In this exercise, return the whole listing exactly, excluding any images.

----------------

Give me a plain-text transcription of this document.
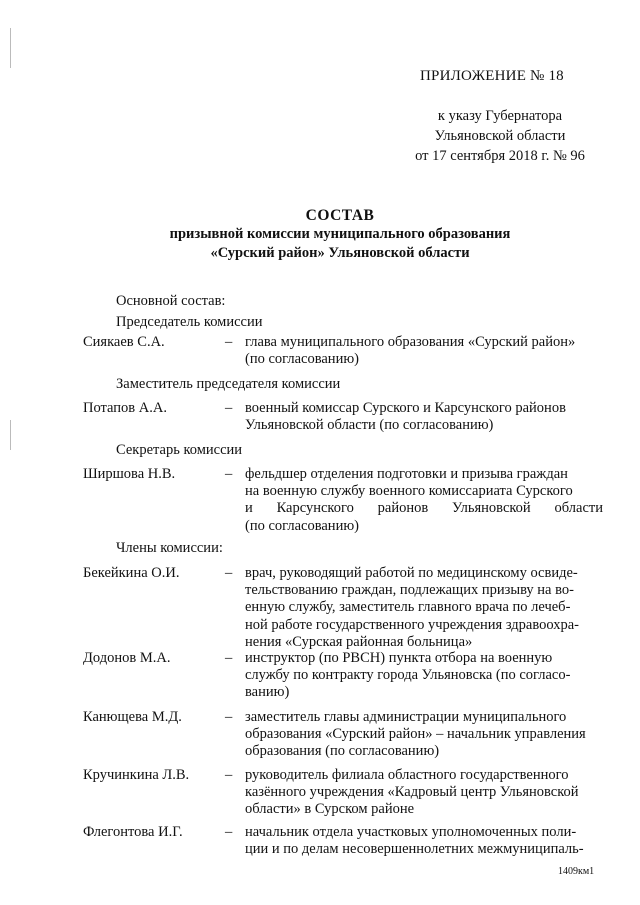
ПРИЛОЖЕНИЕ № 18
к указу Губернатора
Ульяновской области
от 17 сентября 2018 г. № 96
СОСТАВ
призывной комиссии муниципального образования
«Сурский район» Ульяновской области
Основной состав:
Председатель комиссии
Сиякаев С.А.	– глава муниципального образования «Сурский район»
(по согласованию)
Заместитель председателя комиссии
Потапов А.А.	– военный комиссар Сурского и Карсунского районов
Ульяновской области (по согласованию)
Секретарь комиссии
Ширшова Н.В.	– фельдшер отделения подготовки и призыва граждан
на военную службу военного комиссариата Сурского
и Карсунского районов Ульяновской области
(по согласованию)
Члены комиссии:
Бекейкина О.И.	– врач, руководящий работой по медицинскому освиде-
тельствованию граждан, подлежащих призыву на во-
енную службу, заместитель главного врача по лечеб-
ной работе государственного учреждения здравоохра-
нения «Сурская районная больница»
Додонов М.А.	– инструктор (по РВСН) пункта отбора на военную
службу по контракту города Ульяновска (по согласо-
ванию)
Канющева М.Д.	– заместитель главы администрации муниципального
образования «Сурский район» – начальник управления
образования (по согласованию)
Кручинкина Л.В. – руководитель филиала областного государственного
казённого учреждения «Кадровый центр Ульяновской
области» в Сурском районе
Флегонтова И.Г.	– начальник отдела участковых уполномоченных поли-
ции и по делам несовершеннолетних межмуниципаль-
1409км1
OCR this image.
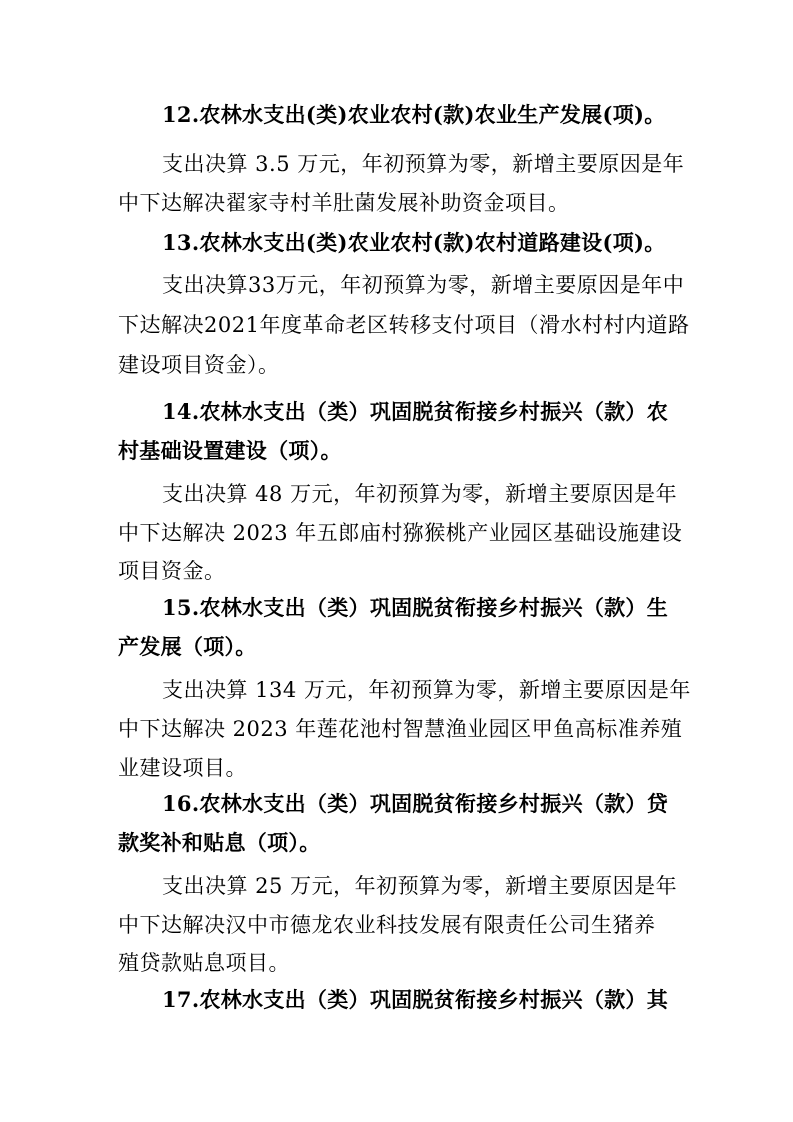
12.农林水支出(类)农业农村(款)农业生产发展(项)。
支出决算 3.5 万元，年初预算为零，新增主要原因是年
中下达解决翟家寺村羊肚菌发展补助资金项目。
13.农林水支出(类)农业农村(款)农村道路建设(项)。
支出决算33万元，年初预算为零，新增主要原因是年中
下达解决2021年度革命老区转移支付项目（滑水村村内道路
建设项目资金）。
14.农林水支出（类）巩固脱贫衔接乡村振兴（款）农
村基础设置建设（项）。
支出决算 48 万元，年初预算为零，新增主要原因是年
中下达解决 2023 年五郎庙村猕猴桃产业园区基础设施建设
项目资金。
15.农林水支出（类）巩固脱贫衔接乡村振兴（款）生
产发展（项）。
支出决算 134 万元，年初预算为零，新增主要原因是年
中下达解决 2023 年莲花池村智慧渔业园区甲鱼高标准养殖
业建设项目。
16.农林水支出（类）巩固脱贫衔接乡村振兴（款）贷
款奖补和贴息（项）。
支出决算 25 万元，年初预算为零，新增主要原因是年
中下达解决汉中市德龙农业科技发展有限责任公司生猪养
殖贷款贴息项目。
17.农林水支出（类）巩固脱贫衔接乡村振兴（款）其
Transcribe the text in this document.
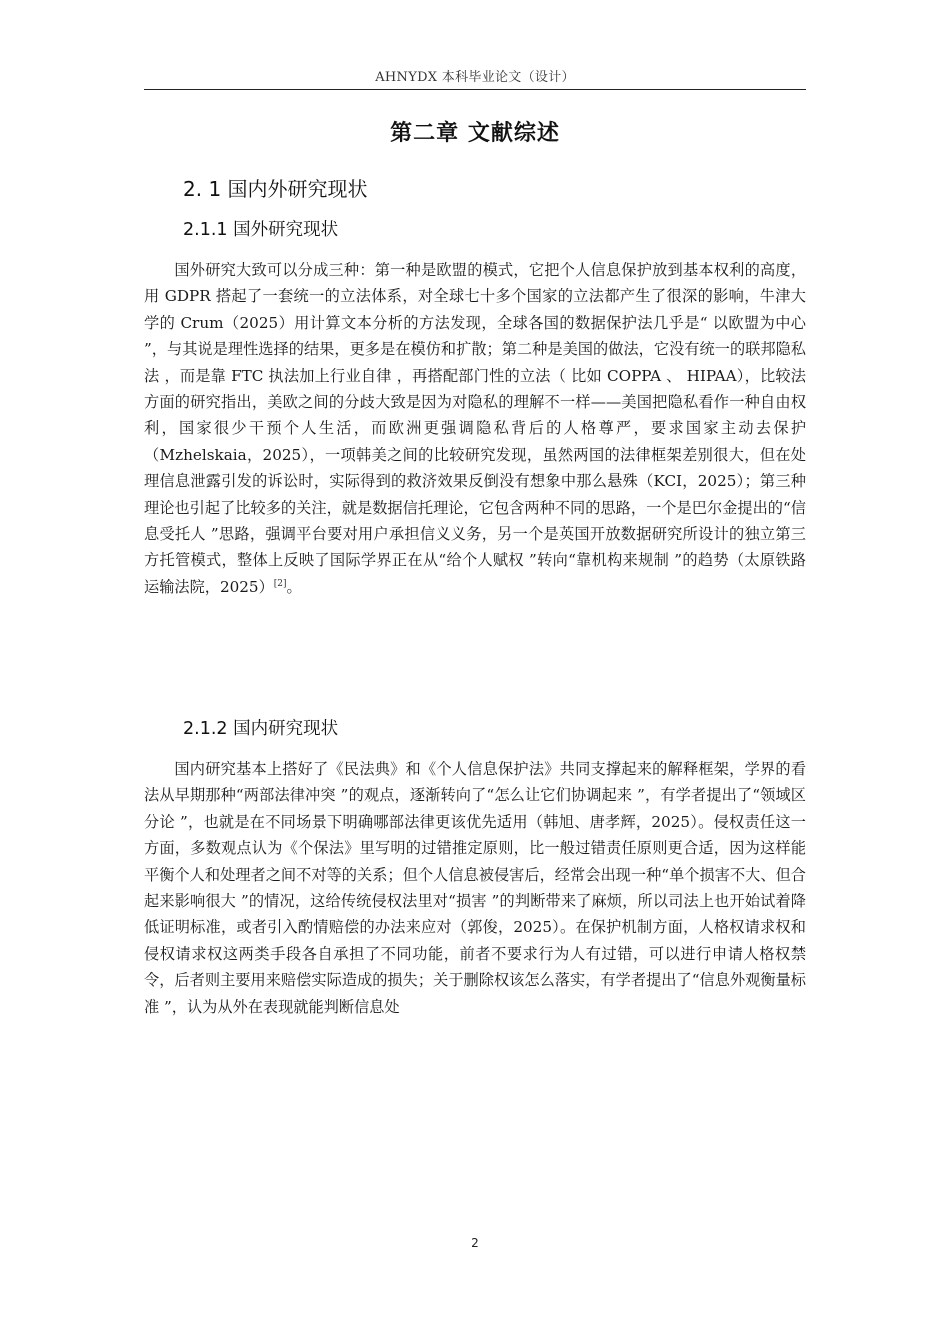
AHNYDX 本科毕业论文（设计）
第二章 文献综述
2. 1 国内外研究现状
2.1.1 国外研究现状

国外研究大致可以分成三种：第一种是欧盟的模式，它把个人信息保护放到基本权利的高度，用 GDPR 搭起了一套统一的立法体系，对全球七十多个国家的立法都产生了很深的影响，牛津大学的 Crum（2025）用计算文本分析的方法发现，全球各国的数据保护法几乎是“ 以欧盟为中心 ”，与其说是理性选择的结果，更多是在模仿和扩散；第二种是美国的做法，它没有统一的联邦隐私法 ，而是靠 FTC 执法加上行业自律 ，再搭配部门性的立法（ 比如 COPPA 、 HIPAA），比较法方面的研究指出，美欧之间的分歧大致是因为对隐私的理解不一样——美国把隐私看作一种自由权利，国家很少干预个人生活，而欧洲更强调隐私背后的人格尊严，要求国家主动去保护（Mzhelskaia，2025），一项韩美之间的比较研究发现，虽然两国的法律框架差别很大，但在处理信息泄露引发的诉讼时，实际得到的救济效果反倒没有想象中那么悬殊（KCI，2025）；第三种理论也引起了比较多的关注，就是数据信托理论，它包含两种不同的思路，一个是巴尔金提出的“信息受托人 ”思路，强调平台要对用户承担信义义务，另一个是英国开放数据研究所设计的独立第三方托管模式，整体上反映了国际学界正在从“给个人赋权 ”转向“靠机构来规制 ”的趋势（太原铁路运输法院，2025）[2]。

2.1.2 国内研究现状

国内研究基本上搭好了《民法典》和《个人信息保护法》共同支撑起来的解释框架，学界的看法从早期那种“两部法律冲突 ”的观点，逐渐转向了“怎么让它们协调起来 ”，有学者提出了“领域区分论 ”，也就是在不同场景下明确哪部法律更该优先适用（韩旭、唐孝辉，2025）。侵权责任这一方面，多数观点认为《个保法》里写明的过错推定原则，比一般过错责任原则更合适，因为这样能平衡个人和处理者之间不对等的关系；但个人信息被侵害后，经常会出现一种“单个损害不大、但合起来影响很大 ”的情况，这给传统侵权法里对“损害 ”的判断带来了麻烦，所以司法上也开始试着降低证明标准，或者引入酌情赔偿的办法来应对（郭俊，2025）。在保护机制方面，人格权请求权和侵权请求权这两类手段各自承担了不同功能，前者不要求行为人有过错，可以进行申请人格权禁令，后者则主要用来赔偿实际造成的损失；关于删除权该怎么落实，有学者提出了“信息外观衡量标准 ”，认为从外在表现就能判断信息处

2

----------------

• **SOLUTION TO THE EXERCISE**:
Give me a plain-text transcription of this document.
ПРИЛОЖЕНИЕ № 18
к указу Губернатора
Ульяновской области
от 17 сентября 2018 г. № 96
СОСТАВ
призывной комиссии муниципального образования
«Сурский район» Ульяновской области
Основной состав:
Председатель комиссии
Сиякаев С.А.	– глава муниципального образования «Сурский район»
(по согласованию)
Заместитель председателя комиссии
Потапов А.А.	– военный комиссар Сурского и Карсунского районов
Ульяновской области (по согласованию)
Секретарь комиссии
Ширшова Н.В.	– фельдшер отделения подготовки и призыва граждан
на военную службу военного комиссариата Сурского
и Карсунского районов Ульяновской области
(по согласованию)
Члены комиссии:
Бекейкина О.И.	– врач, руководящий работой по медицинскому освиде-
тельствованию граждан, подлежащих призыву на во-
енную службу, заместитель главного врача по лечеб-
ной работе государственного учреждения здравоохра-
нения «Сурская районная больница»
Додонов М.А.	– инструктор (по РВСН) пункта отбора на военную
службу по контракту города Ульяновска (по согласо-
ванию)
Канющева М.Д.	– заместитель главы администрации муниципального
образования «Сурский район» – начальник управления
образования (по согласованию)
Кручинкина Л.В. – руководитель филиала областного государственного
казённого учреждения «Кадровый центр Ульяновской
области» в Сурском районе
Флегонтова И.Г.	– начальник отдела участковых уполномоченных поли-
ции и по делам несовершеннолетних межмуниципаль-
1409км1
OCR this image.
12.农林水支出(类)农业农村(款)农业生产发展(项)。
支出决算 3.5 万元，年初预算为零，新增主要原因是年
中下达解决翟家寺村羊肚菌发展补助资金项目。
13.农林水支出(类)农业农村(款)农村道路建设(项)。
支出决算33万元，年初预算为零，新增主要原因是年中
下达解决2021年度革命老区转移支付项目（滑水村村内道路
建设项目资金）。
14.农林水支出（类）巩固脱贫衔接乡村振兴（款）农
村基础设置建设（项）。
支出决算 48 万元，年初预算为零，新增主要原因是年
中下达解决 2023 年五郎庙村猕猴桃产业园区基础设施建设
项目资金。
15.农林水支出（类）巩固脱贫衔接乡村振兴（款）生
产发展（项）。
支出决算 134 万元，年初预算为零，新增主要原因是年
中下达解决 2023 年莲花池村智慧渔业园区甲鱼高标准养殖
业建设项目。
16.农林水支出（类）巩固脱贫衔接乡村振兴（款）贷
款奖补和贴息（项）。
支出决算 25 万元，年初预算为零，新增主要原因是年
中下达解决汉中市德龙农业科技发展有限责任公司生猪养
殖贷款贴息项目。
17.农林水支出（类）巩固脱贫衔接乡村振兴（款）其
Transcribe the text in this document.
AHNYDX 本科毕业论文（设计）
第二章 文献综述
2. 1 国内外研究现状
2.1.1 国外研究现状

国外研究大致可以分成三种：第一种是欧盟的模式，它把个人信息保护放到基本权利的高度，用 GDPR 搭起了一套统一的立法体系，对全球七十多个国家的立法都产生了很深的影响，牛津大学的 Crum（2025）用计算文本分析的方法发现，全球各国的数据保护法几乎是“ 以欧盟为中心 ”，与其说是理性选择的结果，更多是在模仿和扩散；第二种是美国的做法，它没有统一的联邦隐私法 ，而是靠 FTC 执法加上行业自律 ，再搭配部门性的立法（ 比如 COPPA 、 HIPAA），比较法方面的研究指出，美欧之间的分歧大致是因为对隐私的理解不一样——美国把隐私看作一种自由权利，国家很少干预个人生活，而欧洲更强调隐私背后的人格尊严，要求国家主动去保护（Mzhelskaia，2025），一项韩美之间的比较研究发现，虽然两国的法律框架差别很大，但在处理信息泄露引发的诉讼时，实际得到的救济效果反倒没有想象中那么悬殊（KCI，2025）；第三种理论也引起了比较多的关注，就是数据信托理论，它包含两种不同的思路，一个是巴尔金提出的“信息受托人 ”思路，强调平台要对用户承担信义义务，另一个是英国开放数据研究所设计的独立第三方托管模式，整体上反映了国际学界正在从“给个人赋权 ”转向“靠机构来规制 ”的趋势（太原铁路运输法院，2025）[2]。

2.1.2 国内研究现状

国内研究基本上搭好了《民法典》和《个人信息保护法》共同支撑起来的解释框架，学界的看法从早期那种“两部法律冲突 ”的观点，逐渐转向了“怎么让它们协调起来 ”，有学者提出了“领域区分论 ”，也就是在不同场景下明确哪部法律更该优先适用（韩旭、唐孝辉，2025）。侵权责任这一方面，多数观点认为《个保法》里写明的过错推定原则，比一般过错责任原则更合适，因为这样能平衡个人和处理者之间不对等的关系；但个人信息被侵害后，经常会出现一种“单个损害不大、但合起来影响很大 ”的情况，这给传统侵权法里对“损害 ”的判断带来了麻烦，所以司法上也开始试着降低证明标准，或者引入酌情赔偿的办法来应对（郭俊，2025）。在保护机制方面，人格权请求权和侵权请求权这两类手段各自承担了不同功能，前者不要求行为人有过错，可以进行申请人格权禁令，后者则主要用来赔偿实际造成的损失；关于删除权该怎么落实，有学者提出了“信息外观衡量标准 ”，认为从外在表现就能判断信息处

2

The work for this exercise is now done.